Items from a dataset
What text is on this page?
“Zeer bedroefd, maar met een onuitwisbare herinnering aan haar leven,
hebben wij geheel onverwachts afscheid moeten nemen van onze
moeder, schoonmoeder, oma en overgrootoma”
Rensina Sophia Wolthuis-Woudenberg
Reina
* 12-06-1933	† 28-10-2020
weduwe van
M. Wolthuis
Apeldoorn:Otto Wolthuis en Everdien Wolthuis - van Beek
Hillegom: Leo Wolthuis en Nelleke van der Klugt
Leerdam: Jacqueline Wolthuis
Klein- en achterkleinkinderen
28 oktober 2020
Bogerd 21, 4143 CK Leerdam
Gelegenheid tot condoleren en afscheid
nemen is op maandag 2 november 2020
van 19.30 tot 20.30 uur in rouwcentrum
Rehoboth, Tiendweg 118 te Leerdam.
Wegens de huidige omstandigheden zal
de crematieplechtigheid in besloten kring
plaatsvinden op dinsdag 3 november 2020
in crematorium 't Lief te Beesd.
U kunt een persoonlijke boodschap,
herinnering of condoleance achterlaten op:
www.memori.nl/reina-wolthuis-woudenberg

### Your goal
Reproduce the listing shown above in its entirety, exactly.

### The reply
What text is on this page?
“Zeer bedroefd, maar met een onuitwisbare herinnering aan haar leven,
hebben wij geheel onverwachts afscheid moeten nemen van onze
moeder, schoonmoeder, oma en overgrootoma”
Rensina Sophia Wolthuis-Woudenberg
Reina
* 12-06-1933	† 28-10-2020
weduwe van
M. Wolthuis
Apeldoorn:Otto Wolthuis en Everdien Wolthuis - van Beek
Hillegom: Leo Wolthuis en Nelleke van der Klugt
Leerdam: Jacqueline Wolthuis
Klein- en achterkleinkinderen
28 oktober 2020
Bogerd 21, 4143 CK Leerdam
Gelegenheid tot condoleren en afscheid
nemen is op maandag 2 november 2020
van 19.30 tot 20.30 uur in rouwcentrum
Rehoboth, Tiendweg 118 te Leerdam.
Wegens de huidige omstandigheden zal
de crematieplechtigheid in besloten kring
plaatsvinden op dinsdag 3 november 2020
in crematorium 't Lief te Beesd.
U kunt een persoonlijke boodschap,
herinnering of condoleance achterlaten op:
www.memori.nl/reina-wolthuis-woudenberg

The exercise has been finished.